* **What to do**
• 1. Name every courtroom role the jury duty post mentions.
• 2. Using the jury duty post, say whether each statement agrees with it, and quote the words that decide it: (a) The writer's blog is called Assessment and Instruction. (b) The jurors were seated on a raised platform. (c) The writer found both superior court judges unpleasant.
• 3. Continue the jury duty post from its last sentence.

* **Document extract**
++++++++++

Metacognition and Analogy?


Earlier this morning I published a post on my blog Assessment and Instruction.  In the post, I shared my reflections and connections I developed during my jury duty last week. Here is the part of the article I want to focus on.


The courtroom was organized with the judge (on a raised platform) at the front of the room while the perspective jurors were seated lower and facing the judge.  While both superior court judges were pleasant, the clerks, marshalls, etc. made it clear that we were to follow rules, exactly - right down to receiving permission to use the restrooms as well as dismissal for lunch depending on the work load.
While, as an adult, I understood the reason for all of this, I was not happy with the level of control - and am sure students must feel this way at some point.

++++++++++

(Element region listings)

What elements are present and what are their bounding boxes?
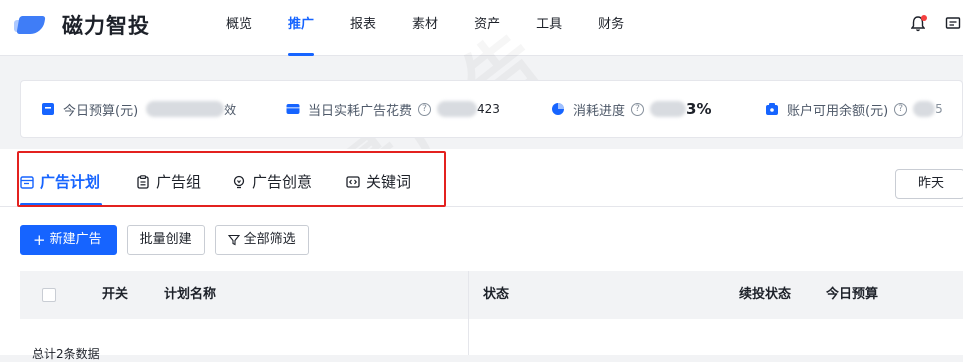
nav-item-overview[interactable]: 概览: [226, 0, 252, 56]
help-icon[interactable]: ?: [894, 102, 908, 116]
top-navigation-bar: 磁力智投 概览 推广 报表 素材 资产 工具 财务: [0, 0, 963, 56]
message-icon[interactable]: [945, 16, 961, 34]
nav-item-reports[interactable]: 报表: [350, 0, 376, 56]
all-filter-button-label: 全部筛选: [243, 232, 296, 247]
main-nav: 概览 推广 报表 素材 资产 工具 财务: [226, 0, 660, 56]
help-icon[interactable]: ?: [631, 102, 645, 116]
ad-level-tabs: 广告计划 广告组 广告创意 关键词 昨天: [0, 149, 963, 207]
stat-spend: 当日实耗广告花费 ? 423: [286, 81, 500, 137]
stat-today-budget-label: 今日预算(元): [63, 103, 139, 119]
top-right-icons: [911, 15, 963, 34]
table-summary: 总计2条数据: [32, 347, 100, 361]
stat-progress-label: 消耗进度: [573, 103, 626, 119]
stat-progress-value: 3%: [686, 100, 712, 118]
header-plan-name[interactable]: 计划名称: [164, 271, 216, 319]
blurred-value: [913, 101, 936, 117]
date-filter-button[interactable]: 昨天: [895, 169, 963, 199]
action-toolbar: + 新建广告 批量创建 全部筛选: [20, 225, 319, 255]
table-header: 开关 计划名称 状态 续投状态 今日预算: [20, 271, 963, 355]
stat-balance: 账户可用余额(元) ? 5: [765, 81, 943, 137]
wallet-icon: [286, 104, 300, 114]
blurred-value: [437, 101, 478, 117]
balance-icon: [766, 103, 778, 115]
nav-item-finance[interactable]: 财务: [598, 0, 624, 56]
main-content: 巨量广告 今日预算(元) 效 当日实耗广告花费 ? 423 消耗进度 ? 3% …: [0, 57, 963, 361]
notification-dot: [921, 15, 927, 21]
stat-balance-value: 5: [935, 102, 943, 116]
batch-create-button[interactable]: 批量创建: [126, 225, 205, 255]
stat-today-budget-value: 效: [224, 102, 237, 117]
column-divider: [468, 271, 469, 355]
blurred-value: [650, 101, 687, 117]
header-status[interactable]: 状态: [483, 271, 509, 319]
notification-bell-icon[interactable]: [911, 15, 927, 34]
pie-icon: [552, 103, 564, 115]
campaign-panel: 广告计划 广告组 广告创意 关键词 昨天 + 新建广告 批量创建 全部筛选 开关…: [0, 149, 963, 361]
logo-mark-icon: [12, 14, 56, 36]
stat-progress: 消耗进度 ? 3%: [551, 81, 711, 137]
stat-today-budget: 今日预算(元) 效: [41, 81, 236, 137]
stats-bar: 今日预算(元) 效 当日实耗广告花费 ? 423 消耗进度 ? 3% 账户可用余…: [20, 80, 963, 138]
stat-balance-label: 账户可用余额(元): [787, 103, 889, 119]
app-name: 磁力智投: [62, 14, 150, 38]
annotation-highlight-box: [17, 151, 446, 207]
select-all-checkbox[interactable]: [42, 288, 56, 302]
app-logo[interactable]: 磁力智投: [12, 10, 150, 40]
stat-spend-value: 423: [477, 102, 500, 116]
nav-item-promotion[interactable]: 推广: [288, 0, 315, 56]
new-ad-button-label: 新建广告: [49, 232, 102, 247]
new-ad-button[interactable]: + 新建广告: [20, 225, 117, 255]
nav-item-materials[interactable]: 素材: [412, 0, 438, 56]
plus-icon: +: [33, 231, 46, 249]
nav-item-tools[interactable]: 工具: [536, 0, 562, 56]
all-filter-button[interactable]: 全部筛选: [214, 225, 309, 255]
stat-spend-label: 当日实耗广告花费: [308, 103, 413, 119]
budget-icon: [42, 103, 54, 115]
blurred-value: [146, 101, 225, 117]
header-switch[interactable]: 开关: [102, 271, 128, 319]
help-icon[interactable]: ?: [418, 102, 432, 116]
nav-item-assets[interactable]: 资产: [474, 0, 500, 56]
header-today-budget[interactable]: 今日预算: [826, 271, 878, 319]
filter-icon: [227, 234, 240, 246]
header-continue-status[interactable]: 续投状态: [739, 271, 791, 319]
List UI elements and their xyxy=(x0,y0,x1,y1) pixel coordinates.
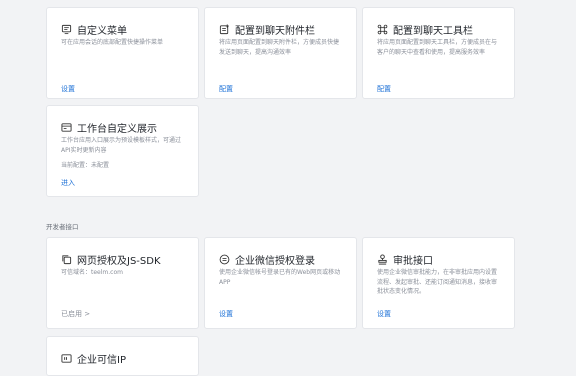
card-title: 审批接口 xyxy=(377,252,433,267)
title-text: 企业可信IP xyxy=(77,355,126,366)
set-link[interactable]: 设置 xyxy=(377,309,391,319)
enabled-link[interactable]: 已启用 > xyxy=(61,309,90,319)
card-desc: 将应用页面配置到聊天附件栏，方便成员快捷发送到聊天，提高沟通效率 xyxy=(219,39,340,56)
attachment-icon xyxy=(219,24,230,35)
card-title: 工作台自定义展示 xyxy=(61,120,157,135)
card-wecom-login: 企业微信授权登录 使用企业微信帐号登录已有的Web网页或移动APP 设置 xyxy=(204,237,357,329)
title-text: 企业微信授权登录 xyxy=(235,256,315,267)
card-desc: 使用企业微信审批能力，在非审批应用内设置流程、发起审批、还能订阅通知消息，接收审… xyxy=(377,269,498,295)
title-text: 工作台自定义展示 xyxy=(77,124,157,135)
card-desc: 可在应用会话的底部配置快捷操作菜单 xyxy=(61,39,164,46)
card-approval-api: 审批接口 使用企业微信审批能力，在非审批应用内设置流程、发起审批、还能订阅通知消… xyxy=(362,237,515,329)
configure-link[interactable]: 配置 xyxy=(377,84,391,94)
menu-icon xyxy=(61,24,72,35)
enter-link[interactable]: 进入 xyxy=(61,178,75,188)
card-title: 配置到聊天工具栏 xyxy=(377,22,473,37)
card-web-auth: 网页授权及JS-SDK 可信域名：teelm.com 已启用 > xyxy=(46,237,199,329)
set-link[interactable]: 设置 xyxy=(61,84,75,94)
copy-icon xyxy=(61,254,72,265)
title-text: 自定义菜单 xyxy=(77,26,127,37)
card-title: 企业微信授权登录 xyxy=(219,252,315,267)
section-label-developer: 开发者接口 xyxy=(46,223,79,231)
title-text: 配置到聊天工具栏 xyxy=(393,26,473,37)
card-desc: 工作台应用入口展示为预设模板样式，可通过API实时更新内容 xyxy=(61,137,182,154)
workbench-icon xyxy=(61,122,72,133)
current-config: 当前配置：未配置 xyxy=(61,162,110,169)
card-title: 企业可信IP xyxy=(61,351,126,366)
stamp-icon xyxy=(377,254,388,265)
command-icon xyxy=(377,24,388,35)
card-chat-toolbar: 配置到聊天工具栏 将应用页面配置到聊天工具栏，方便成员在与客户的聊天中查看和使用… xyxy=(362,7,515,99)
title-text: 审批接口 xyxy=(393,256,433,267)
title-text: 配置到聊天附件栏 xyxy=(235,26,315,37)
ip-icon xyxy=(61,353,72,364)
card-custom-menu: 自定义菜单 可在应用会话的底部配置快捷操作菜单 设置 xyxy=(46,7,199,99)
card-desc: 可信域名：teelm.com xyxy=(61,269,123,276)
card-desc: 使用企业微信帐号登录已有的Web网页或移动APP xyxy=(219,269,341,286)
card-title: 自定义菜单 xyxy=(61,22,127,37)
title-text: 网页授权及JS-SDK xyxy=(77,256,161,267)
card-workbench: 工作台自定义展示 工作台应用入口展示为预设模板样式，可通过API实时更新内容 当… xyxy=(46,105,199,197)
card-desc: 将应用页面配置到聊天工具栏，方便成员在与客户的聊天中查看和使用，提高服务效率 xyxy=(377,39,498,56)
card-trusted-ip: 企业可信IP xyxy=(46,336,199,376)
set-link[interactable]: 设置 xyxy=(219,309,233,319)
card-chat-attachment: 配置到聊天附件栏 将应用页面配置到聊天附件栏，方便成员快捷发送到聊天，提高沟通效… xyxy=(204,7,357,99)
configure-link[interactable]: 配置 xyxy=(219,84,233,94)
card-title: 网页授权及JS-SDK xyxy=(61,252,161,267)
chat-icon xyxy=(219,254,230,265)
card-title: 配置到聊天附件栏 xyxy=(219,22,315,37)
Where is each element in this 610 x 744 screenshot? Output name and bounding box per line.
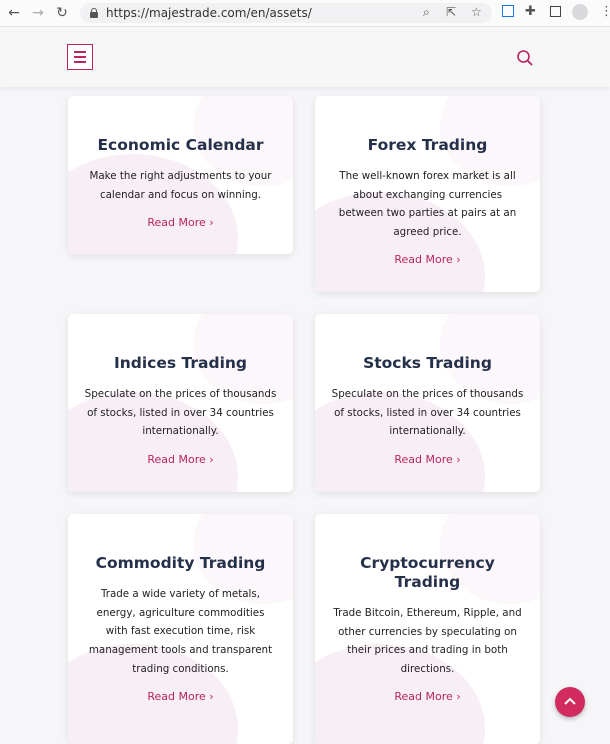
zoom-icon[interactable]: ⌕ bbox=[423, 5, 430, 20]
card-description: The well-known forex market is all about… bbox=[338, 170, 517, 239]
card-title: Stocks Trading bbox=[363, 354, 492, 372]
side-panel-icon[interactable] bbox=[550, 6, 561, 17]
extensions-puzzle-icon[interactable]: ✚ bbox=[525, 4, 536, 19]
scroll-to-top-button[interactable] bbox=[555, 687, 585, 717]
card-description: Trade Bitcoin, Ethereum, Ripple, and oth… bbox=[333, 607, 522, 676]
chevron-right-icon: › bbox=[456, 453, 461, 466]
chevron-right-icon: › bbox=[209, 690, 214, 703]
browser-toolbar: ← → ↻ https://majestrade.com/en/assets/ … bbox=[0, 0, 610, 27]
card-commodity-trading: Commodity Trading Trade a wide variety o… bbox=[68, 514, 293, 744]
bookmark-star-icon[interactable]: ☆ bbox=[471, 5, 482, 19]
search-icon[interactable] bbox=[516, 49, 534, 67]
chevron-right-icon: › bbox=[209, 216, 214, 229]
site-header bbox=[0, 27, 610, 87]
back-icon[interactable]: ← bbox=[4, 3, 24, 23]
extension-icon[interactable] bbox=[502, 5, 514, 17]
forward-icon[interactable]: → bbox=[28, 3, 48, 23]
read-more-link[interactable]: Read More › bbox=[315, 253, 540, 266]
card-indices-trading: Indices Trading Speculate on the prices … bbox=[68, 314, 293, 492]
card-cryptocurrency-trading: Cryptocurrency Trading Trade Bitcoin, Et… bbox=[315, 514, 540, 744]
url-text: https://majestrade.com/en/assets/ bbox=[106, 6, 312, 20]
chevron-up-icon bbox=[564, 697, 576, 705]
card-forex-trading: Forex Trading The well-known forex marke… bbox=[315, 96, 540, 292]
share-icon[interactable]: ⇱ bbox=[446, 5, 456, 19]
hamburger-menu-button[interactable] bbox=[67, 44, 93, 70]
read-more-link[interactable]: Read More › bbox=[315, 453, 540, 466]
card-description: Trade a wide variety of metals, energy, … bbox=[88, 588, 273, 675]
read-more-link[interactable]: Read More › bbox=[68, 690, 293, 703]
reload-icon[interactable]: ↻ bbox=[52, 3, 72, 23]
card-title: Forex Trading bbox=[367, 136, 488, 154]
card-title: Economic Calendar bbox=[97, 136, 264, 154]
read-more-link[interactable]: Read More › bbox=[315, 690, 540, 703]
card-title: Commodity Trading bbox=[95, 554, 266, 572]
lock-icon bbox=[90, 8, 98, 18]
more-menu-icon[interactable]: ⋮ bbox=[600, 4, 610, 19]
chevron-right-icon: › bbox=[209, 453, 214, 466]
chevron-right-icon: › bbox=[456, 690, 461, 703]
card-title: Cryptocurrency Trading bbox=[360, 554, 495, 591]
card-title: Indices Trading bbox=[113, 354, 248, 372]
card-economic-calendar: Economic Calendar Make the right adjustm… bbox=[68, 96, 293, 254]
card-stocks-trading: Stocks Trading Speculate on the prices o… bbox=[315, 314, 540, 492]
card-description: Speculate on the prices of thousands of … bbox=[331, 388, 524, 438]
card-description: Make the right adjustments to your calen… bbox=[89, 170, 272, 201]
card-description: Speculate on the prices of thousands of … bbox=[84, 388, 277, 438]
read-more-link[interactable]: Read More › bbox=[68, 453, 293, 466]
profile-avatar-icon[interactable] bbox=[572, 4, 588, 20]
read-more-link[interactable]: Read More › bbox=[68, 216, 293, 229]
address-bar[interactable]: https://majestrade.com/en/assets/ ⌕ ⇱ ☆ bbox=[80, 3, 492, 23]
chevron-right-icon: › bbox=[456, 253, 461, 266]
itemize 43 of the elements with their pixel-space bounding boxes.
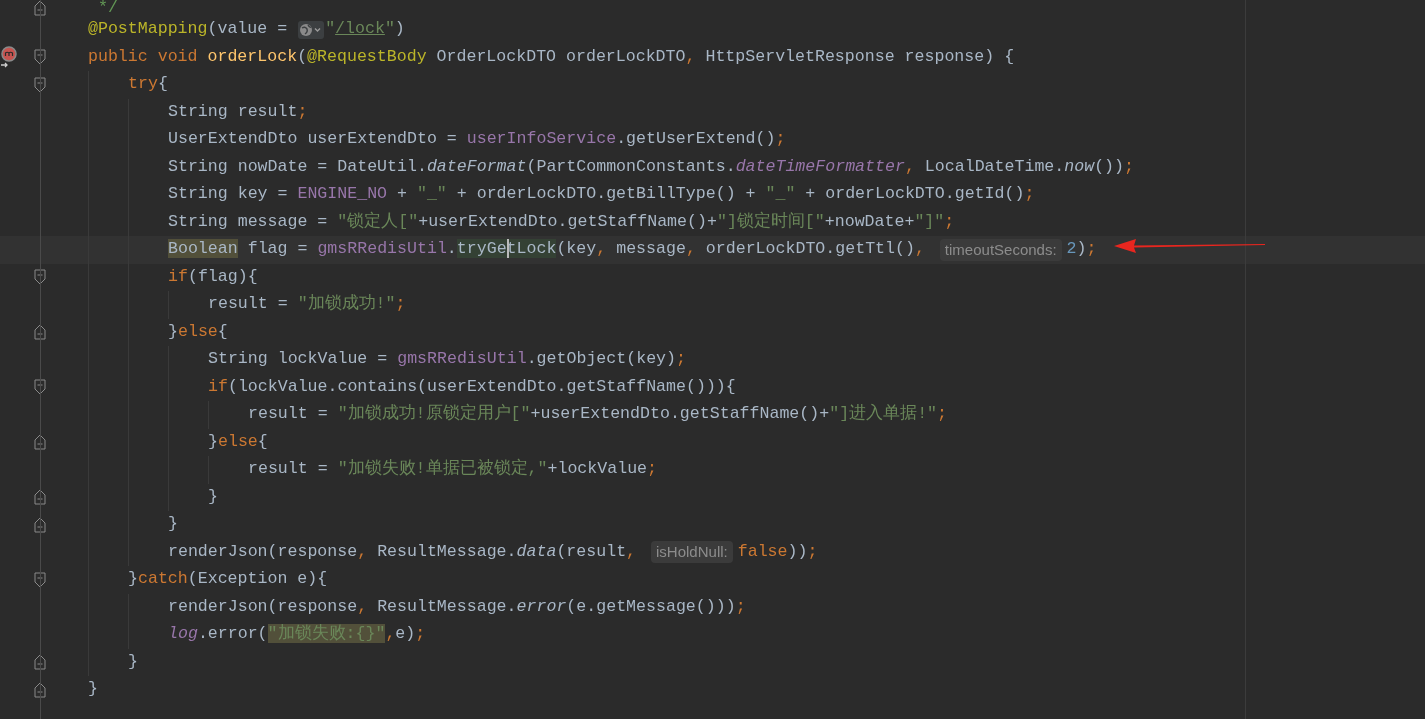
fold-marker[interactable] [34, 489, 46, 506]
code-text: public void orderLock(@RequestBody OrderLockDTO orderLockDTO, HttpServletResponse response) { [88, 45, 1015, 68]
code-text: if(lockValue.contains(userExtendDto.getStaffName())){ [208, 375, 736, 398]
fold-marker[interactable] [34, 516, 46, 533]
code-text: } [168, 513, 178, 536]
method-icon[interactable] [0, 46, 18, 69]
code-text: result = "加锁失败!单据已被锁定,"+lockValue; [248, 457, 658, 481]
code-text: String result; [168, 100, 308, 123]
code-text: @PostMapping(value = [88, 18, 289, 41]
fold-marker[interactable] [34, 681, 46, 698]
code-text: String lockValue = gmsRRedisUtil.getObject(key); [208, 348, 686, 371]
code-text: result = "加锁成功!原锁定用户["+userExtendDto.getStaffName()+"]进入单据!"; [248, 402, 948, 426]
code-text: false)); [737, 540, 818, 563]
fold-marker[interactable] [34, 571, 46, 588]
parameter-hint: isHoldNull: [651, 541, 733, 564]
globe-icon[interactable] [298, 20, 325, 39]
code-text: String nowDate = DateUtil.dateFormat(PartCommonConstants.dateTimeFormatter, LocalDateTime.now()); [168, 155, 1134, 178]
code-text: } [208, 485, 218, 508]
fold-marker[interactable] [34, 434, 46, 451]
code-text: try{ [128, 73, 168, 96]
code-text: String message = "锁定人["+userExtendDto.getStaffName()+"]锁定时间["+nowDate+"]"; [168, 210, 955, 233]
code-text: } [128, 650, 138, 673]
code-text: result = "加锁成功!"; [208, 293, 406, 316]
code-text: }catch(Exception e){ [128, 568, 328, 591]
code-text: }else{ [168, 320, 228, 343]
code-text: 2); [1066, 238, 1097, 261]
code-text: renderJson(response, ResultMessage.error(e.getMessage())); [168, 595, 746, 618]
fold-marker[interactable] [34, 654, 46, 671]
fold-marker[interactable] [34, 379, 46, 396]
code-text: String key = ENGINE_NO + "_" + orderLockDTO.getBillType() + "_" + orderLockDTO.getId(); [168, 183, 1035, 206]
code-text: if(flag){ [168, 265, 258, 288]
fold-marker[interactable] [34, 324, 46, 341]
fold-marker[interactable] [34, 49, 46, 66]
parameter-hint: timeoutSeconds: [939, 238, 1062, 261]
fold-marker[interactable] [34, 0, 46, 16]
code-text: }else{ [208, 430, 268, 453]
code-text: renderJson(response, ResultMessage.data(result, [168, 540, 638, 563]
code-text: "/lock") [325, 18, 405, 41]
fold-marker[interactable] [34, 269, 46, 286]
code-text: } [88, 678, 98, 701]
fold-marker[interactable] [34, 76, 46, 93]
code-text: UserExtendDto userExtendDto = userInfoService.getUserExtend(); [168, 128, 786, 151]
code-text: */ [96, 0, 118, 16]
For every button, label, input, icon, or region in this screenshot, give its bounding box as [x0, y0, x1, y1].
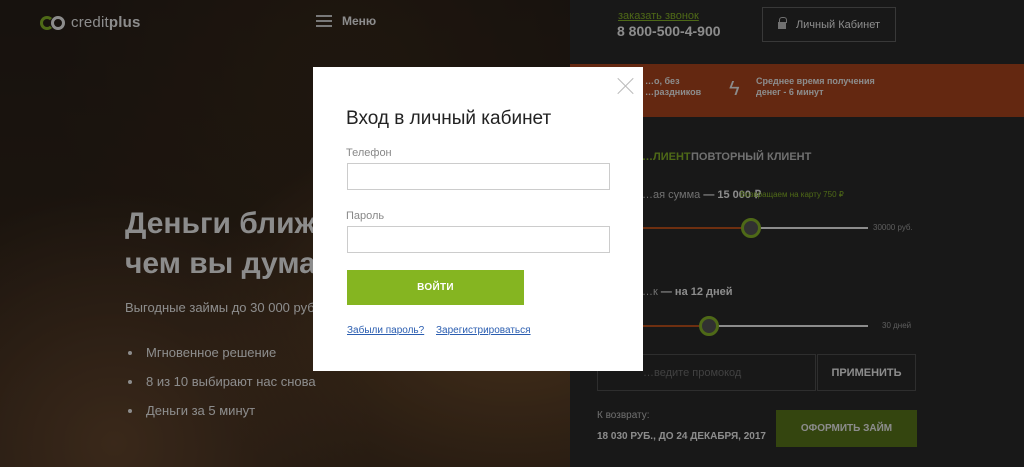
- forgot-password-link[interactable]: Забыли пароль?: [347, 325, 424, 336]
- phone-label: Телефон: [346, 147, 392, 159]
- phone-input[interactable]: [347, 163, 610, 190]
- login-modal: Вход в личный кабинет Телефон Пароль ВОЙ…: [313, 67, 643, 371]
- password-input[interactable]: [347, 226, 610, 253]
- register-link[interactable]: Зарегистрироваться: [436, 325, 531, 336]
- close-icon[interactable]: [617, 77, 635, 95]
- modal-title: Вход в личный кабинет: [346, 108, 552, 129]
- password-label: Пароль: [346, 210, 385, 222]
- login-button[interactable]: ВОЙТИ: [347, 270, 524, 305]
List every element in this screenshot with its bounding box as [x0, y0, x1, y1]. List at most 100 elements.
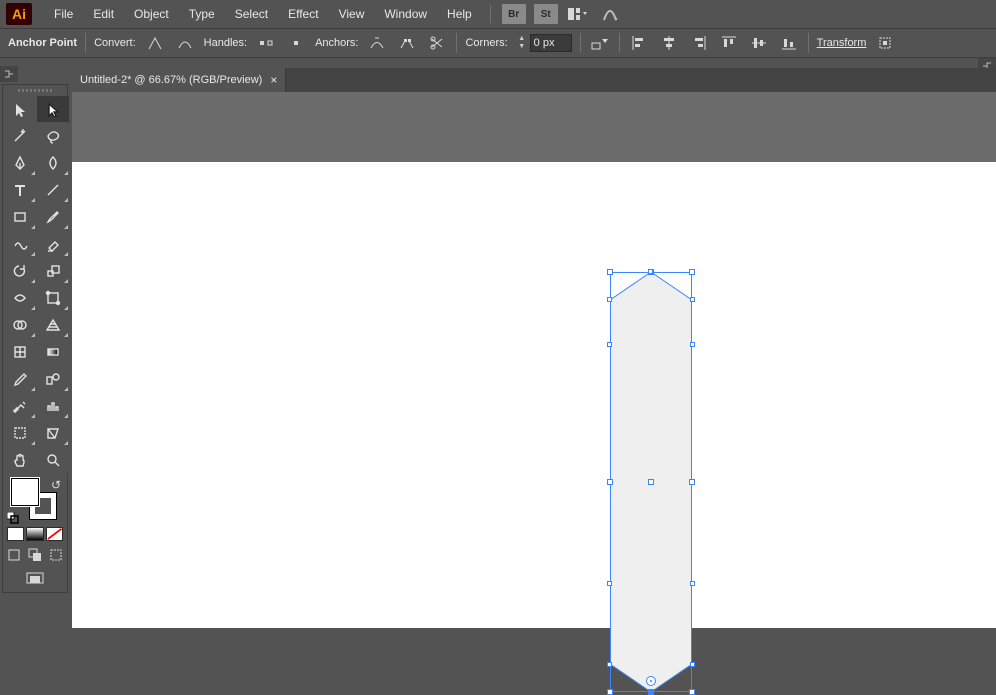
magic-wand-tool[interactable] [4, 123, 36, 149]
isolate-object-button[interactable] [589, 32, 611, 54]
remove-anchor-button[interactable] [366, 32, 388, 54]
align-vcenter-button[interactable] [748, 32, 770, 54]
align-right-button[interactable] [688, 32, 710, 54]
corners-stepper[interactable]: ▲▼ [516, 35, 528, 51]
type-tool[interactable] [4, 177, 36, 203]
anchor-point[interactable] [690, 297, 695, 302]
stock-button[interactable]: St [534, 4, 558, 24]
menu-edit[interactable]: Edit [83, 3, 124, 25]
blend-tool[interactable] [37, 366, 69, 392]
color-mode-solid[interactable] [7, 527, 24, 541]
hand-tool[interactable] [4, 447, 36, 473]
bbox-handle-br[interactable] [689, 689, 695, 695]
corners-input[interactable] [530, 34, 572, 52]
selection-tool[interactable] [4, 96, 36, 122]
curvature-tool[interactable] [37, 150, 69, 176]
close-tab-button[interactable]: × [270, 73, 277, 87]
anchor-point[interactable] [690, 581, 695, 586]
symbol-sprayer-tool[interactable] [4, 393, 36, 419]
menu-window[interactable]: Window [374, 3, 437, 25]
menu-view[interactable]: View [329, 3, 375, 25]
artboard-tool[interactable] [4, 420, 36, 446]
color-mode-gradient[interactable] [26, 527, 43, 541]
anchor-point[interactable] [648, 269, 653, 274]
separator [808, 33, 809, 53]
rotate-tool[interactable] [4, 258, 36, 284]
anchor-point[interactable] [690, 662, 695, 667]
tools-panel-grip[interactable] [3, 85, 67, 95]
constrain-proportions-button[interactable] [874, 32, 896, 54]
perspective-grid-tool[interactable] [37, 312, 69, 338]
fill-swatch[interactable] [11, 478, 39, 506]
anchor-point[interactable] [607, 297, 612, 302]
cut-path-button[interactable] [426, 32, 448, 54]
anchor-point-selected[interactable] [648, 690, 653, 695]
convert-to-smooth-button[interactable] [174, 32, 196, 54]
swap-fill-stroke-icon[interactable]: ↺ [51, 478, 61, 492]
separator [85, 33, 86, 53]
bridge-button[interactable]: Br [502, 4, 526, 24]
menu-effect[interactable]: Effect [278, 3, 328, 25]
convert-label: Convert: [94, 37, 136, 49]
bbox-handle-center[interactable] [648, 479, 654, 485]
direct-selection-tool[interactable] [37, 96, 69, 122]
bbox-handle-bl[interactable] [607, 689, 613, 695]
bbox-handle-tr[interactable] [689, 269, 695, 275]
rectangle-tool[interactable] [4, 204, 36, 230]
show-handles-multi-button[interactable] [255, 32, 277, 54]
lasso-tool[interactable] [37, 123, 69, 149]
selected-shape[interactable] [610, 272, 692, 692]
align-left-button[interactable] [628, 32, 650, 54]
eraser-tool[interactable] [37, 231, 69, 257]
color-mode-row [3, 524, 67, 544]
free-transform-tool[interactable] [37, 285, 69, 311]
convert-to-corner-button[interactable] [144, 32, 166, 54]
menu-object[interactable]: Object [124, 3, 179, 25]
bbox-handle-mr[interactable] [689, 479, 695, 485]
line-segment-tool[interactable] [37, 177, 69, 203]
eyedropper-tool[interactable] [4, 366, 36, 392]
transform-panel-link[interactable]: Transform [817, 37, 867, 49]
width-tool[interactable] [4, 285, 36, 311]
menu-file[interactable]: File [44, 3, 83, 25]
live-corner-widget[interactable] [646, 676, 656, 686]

++++++++++

* **Task-by-task answers**
• 1. judge, perspective jurors, clerks, marshalls

• 2.
(a) Yes: "I published a post on my blog Assessment and Instruction"
(b) No: "the judge (on a raised platform) at the front of the room while the perspective jurors were seated lower"
(c) No: "While both superior court judges were pleasant"

• 3.
The selection process involved the judge presenting defendants, stating the crime, listing the witnesses and then asking jurors questions.  Of course we were all sworn in and answered with the complete truth.  For purposes of time, we were asked to answer just what we were asked.  As we moved around the room, I could see the anxiety from those who:  gave the "wrong" answers by telling more or answering in an incorrect order, those who felt uncomfortable standing to say they did not feel they could be impartial, and  those who wanted to explain.  For instance, one juror commented, "They asked how many collisions I had been involved in and I answered 6.  They must think I am a terrible driver, but I was rear ended 4 times."   How many of our kids feel like this every time they take an assessment and how many would like to have the opportunity to answer in a comprehensive way what their thinking process was?

However, one of the most powerful decisions of the day, was the exclusion of the final jurors.  From a pool of 20, 15 were selected.  The 5 cut went away wondering what was the problem with them - especially since a number of jurors were selected for several trials.  How often is this same process repeated in our school systems, based on assessment?  How can we expect students to handle this when adults have difficulty?  We talk heterogeneous, but we assess with standards that create an elite.


This experience made me think about the value of connections and how they might lead to analogies/metaphors.  Vocabulary research, notably Marazno's, has supported the use of this higher level thinking strategy to teach comprehension for some time. 

Two areas of instruction I want to think about.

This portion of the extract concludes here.